**Dataset records**.
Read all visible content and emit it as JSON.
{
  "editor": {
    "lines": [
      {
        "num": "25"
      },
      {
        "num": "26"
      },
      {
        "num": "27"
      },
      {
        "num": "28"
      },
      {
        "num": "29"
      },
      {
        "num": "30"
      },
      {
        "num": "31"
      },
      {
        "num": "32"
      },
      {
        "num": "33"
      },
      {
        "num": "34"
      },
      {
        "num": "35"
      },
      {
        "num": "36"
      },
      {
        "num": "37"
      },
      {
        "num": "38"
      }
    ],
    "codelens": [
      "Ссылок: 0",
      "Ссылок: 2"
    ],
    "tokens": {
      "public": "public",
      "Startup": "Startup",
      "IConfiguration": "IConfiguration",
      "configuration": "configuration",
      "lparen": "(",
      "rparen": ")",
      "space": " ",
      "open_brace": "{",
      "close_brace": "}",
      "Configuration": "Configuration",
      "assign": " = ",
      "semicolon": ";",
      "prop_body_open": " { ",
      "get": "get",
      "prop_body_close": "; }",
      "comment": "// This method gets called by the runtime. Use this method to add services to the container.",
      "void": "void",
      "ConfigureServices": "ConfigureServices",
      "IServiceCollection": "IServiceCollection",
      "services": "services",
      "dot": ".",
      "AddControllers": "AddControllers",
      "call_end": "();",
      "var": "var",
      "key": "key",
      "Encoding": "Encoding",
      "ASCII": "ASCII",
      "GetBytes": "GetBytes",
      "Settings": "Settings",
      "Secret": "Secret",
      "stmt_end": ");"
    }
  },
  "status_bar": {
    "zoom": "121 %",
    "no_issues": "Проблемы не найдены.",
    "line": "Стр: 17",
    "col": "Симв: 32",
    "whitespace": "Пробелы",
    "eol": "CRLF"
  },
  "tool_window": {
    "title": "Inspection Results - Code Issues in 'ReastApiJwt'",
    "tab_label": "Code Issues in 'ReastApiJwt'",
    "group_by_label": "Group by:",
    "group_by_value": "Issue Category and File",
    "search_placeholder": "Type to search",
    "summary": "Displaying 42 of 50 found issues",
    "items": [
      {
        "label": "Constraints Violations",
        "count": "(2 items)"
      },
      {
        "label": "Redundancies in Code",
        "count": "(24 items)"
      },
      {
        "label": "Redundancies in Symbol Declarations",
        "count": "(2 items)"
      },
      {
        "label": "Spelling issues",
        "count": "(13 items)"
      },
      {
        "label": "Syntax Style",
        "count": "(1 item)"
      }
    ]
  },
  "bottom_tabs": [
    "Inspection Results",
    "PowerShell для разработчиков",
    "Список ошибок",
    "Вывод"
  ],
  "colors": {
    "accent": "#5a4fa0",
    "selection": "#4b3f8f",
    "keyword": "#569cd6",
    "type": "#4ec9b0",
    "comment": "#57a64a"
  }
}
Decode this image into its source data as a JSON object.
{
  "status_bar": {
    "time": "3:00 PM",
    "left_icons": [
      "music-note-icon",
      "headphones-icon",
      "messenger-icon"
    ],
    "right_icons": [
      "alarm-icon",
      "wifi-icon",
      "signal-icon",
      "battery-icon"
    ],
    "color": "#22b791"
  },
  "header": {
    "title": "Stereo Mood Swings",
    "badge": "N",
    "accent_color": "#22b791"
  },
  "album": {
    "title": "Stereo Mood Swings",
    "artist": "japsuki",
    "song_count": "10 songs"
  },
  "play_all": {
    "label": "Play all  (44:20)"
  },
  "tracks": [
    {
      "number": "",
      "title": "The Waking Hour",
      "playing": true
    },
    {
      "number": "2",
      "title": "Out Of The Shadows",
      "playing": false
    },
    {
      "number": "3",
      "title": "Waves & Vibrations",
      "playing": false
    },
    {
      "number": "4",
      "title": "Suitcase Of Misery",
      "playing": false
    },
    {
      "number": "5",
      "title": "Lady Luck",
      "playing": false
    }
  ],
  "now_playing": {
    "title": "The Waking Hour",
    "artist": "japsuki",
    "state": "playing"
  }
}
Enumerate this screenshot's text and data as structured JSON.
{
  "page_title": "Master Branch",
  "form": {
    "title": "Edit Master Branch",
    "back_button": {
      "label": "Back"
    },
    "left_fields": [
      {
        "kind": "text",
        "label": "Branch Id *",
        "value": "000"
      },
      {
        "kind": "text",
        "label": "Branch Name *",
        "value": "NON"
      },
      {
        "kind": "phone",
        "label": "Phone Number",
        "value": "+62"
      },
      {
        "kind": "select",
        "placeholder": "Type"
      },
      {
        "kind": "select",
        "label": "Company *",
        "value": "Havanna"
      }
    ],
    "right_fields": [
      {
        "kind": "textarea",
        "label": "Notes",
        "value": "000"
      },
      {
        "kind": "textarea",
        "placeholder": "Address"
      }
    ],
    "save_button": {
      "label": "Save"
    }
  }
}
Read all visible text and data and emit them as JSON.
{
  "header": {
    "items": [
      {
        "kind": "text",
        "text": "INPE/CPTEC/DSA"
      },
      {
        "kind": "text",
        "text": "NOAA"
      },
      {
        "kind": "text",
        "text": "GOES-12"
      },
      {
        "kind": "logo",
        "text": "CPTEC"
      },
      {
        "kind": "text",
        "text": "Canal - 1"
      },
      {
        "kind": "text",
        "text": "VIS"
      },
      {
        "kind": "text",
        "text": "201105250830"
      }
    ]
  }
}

**Goal**. List every line from the entries above in which "comment" appears.

**Answer to this task**.
      "comment": "// This method gets called by the runtime. Use this method to add services to the container.",
    "comment": "#57a64a"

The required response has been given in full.